THE EXERCISE =
Will you quote all of the entries, word for word?

__________

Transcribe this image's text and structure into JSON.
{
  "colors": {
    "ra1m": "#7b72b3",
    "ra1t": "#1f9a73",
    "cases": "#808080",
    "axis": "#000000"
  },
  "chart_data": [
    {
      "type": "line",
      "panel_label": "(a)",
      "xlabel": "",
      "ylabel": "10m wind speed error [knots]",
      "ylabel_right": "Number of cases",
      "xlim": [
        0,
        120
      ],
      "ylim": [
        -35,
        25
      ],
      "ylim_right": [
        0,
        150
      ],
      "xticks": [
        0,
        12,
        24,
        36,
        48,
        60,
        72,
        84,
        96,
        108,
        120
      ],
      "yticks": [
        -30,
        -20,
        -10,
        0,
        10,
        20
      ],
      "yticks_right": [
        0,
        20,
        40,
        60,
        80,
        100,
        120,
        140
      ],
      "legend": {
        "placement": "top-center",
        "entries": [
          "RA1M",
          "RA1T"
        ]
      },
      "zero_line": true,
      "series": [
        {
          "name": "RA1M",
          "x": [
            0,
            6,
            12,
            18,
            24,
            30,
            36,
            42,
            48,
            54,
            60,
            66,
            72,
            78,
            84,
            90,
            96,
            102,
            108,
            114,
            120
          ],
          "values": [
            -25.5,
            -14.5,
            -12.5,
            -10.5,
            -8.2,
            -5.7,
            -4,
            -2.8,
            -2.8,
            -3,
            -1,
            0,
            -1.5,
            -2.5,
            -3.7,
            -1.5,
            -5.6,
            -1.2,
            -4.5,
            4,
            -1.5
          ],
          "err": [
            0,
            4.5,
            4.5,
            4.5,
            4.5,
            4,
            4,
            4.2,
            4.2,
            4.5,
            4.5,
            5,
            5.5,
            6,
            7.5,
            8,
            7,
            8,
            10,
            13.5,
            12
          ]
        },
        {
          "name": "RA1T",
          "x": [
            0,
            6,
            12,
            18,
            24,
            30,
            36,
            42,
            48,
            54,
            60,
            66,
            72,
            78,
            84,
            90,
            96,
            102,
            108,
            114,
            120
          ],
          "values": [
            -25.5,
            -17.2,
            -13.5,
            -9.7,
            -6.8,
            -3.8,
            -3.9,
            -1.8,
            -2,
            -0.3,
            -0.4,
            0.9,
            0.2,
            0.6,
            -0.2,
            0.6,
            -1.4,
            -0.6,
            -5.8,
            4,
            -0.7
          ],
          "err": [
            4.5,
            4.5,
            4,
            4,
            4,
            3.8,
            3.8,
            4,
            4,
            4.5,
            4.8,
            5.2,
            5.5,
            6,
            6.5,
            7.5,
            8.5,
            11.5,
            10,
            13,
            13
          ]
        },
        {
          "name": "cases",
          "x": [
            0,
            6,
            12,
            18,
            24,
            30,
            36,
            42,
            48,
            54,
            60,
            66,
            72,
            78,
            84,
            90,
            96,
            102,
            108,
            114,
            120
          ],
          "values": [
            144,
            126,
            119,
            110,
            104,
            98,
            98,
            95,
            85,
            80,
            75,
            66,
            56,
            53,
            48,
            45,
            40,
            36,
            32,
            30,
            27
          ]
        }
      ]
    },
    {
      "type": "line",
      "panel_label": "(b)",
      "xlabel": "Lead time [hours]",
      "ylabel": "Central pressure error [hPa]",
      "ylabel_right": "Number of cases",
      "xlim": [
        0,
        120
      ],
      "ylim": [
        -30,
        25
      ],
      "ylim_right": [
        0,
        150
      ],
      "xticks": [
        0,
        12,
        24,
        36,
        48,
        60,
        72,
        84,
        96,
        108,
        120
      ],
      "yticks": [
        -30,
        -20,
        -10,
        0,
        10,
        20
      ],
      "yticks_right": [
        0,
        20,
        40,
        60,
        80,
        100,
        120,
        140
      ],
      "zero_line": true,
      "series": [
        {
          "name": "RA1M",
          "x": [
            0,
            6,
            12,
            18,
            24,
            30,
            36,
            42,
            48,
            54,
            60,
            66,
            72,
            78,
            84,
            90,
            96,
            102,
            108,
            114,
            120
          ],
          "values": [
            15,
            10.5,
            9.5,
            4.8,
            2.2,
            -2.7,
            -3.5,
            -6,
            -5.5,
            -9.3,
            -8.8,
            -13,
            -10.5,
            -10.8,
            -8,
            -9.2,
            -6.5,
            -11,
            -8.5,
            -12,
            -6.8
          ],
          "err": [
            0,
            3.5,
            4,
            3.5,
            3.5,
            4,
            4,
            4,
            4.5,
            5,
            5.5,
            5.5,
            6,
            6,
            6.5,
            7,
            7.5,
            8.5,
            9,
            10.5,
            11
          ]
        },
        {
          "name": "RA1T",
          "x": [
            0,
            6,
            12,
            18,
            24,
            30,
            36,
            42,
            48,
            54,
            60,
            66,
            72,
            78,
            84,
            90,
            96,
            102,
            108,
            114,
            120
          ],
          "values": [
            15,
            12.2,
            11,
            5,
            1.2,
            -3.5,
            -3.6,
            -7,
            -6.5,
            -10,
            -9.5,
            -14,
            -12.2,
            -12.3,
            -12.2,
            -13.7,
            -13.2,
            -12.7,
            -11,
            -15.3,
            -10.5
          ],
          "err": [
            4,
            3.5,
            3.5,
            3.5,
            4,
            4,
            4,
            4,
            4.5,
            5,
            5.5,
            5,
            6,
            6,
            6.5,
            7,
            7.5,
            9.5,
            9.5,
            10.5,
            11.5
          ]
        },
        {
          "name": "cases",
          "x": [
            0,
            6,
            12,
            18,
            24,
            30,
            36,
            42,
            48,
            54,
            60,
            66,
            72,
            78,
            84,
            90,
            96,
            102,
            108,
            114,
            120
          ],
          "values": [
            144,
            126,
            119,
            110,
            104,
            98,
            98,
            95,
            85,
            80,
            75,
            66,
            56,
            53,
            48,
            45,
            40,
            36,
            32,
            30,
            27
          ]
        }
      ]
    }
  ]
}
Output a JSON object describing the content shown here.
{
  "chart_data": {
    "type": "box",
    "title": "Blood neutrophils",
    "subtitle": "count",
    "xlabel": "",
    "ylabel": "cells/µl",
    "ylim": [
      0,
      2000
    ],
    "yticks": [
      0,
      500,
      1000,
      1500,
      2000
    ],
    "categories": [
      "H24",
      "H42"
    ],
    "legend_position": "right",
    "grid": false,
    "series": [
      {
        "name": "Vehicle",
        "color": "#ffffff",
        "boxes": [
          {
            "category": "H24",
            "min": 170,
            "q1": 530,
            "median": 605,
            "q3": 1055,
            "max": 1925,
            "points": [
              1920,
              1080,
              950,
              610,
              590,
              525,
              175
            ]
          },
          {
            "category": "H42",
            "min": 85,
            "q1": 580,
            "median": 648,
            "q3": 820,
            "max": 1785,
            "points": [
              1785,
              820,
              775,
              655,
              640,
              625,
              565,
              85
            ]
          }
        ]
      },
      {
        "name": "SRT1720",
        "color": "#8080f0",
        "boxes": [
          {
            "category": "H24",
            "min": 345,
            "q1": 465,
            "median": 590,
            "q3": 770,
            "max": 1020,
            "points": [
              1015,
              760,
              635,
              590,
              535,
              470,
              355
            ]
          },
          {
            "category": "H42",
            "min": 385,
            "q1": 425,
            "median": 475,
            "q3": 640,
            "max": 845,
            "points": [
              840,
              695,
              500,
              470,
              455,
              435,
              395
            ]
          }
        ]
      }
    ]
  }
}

__________

WRITTEN RESPONSE =
Transcribe this image's text and structure into JSON.
{
  "colors": {
    "ra1m": "#7b72b3",
    "ra1t": "#1f9a73",
    "cases": "#808080",
    "axis": "#000000"
  },
  "chart_data": [
    {
      "type": "line",
      "panel_label": "(a)",
      "xlabel": "",
      "ylabel": "10m wind speed error [knots]",
      "ylabel_right": "Number of cases",
      "xlim": [
        0,
        120
      ],
      "ylim": [
        -35,
        25
      ],
      "ylim_right": [
        0,
        150
      ],
      "xticks": [
        0,
        12,
        24,
        36,
        48,
        60,
        72,
        84,
        96,
        108,
        120
      ],
      "yticks": [
        -30,
        -20,
        -10,
        0,
        10,
        20
      ],
      "yticks_right": [
        0,
        20,
        40,
        60,
        80,
        100,
        120,
        140
      ],
      "legend": {
        "placement": "top-center",
        "entries": [
          "RA1M",
          "RA1T"
        ]
      },
      "zero_line": true,
      "series": [
        {
          "name": "RA1M",
          "x": [
            0,
            6,
            12,
            18,
            24,
            30,
            36,
            42,
            48,
            54,
            60,
            66,
            72,
            78,
            84,
            90,
            96,
            102,
            108,
            114,
            120
          ],
          "values": [
            -25.5,
            -14.5,
            -12.5,
            -10.5,
            -8.2,
            -5.7,
            -4,
            -2.8,
            -2.8,
            -3,
            -1,
            0,
            -1.5,
            -2.5,
            -3.7,
            -1.5,
            -5.6,
            -1.2,
            -4.5,
            4,
            -1.5
          ],
          "err": [
            0,
            4.5,
            4.5,
            4.5,
            4.5,
            4,
            4,
            4.2,
            4.2,
            4.5,
            4.5,
            5,
            5.5,
            6,
            7.5,
            8,
            7,
            8,
            10,
            13.5,
            12
          ]
        },
        {
          "name": "RA1T",
          "x": [
            0,
            6,
            12,
            18,
            24,
            30,
            36,
            42,
            48,
            54,
            60,
            66,
            72,
            78,
            84,
            90,
            96,
            102,
            108,
            114,
            120
          ],
          "values": [
            -25.5,
            -17.2,
            -13.5,
            -9.7,
            -6.8,
            -3.8,
            -3.9,
            -1.8,
            -2,
            -0.3,
            -0.4,
            0.9,
            0.2,
            0.6,
            -0.2,
            0.6,
            -1.4,
            -0.6,
            -5.8,
            4,
            -0.7
          ],
          "err": [
            4.5,
            4.5,
            4,
            4,
            4,
            3.8,
            3.8,
            4,
            4,
            4.5,
            4.8,
            5.2,
            5.5,
            6,
            6.5,
            7.5,
            8.5,
            11.5,
            10,
            13,
            13
          ]
        },
        {
          "name": "cases",
          "x": [
            0,
            6,
            12,
            18,
            24,
            30,
            36,
            42,
            48,
            54,
            60,
            66,
            72,
            78,
            84,
            90,
            96,
            102,
            108,
            114,
            120
          ],
          "values": [
            144,
            126,
            119,
            110,
            104,
            98,
            98,
            95,
            85,
            80,
            75,
            66,
            56,
            53,
            48,
            45,
            40,
            36,
            32,
            30,
            27
          ]
        }
      ]
    },
    {
      "type": "line",
      "panel_label": "(b)",
      "xlabel": "Lead time [hours]",
      "ylabel": "Central pressure error [hPa]",
      "ylabel_right": "Number of cases",
      "xlim": [
        0,
        120
      ],
      "ylim": [
        -30,
        25
      ],
      "ylim_right": [
        0,
        150
      ],
      "xticks": [
        0,
        12,
        24,
        36,
        48,
        60,
        72,
        84,
        96,
        108,
        120
      ],
      "yticks": [
        -30,
        -20,
        -10,
        0,
        10,
        20
      ],
      "yticks_right": [
        0,
        20,
        40,
        60,
        80,
        100,
        120,
        140
      ],
      "zero_line": true,
      "series": [
        {
          "name": "RA1M",
          "x": [
            0,
            6,
            12,
            18,
            24,
            30,
            36,
            42,
            48,
            54,
            60,
            66,
            72,
            78,
            84,
            90,
            96,
            102,
            108,
            114,
            120
          ],
          "values": [
            15,
            10.5,
            9.5,
            4.8,
            2.2,
            -2.7,
            -3.5,
            -6,
            -5.5,
            -9.3,
            -8.8,
            -13,
            -10.5,
            -10.8,
            -8,
            -9.2,
            -6.5,
            -11,
            -8.5,
            -12,
            -6.8
          ],
          "err": [
            0,
            3.5,
            4,
            3.5,
            3.5,
            4,
            4,
            4,
            4.5,
            5,
            5.5,
            5.5,
            6,
            6,
            6.5,
            7,
            7.5,
            8.5,
            9,
            10.5,
            11
          ]
        },
        {
          "name": "RA1T",
          "x": [
            0,
            6,
            12,
            18,
            24,
            30,
            36,
            42,
            48,
            54,
            60,
            66,
            72,
            78,
            84,
            90,
            96,
            102,
            108,
            114,
            120
          ],
          "values": [
            15,
            12.2,
            11,
            5,
            1.2,
            -3.5,
            -3.6,
            -7,
            -6.5,
            -10,
            -9.5,
            -14,
            -12.2,
            -12.3,
            -12.2,
            -13.7,
            -13.2,
            -12.7,
            -11,
            -15.3,
            -10.5
          ],
          "err": [
            4,
            3.5,
            3.5,
            3.5,
            4,
            4,
            4,
            4,
            4.5,
            5,
            5.5,
            5,
            6,
            6,
            6.5,
            7,
            7.5,
            9.5,
            9.5,
            10.5,
            11.5
          ]
        },
        {
          "name": "cases",
          "x": [
            0,
            6,
            12,
            18,
            24,
            30,
            36,
            42,
            48,
            54,
            60,
            66,
            72,
            78,
            84,
            90,
            96,
            102,
            108,
            114,
            120
          ],
          "values": [
            144,
            126,
            119,
            110,
            104,
            98,
            98,
            95,
            85,
            80,
            75,
            66,
            56,
            53,
            48,
            45,
            40,
            36,
            32,
            30,
            27
          ]
        }
      ]
    }
  ]
}
Output a JSON object describing the content shown here.
{
  "chart_data": {
    "type": "box",
    "title": "Blood neutrophils",
    "subtitle": "count",
    "xlabel": "",
    "ylabel": "cells/µl",
    "ylim": [
      0,
      2000
    ],
    "yticks": [
      0,
      500,
      1000,
      1500,
      2000
    ],
    "categories": [
      "H24",
      "H42"
    ],
    "legend_position": "right",
    "grid": false,
    "series": [
      {
        "name": "Vehicle",
        "color": "#ffffff",
        "boxes": [
          {
            "category": "H24",
            "min": 170,
            "q1": 530,
            "median": 605,
            "q3": 1055,
            "max": 1925,
            "points": [
              1920,
              1080,
              950,
              610,
              590,
              525,
              175
            ]
          },
          {
            "category": "H42",
            "min": 85,
            "q1": 580,
            "median": 648,
            "q3": 820,
            "max": 1785,
            "points": [
              1785,
              820,
              775,
              655,
              640,
              625,
              565,
              85
            ]
          }
        ]
      },
      {
        "name": "SRT1720",
        "color": "#8080f0",
        "boxes": [
          {
            "category": "H24",
            "min": 345,
            "q1": 465,
            "median": 590,
            "q3": 770,
            "max": 1020,
            "points": [
              1015,
              760,
              635,
              590,
              535,
              470,
              355
            ]
          },
          {
            "category": "H42",
            "min": 385,
            "q1": 425,
            "median": 475,
            "q3": 640,
            "max": 845,
            "points": [
              840,
              695,
              500,
              470,
              455,
              435,
              395
            ]
          }
        ]
      }
    ]
  }
}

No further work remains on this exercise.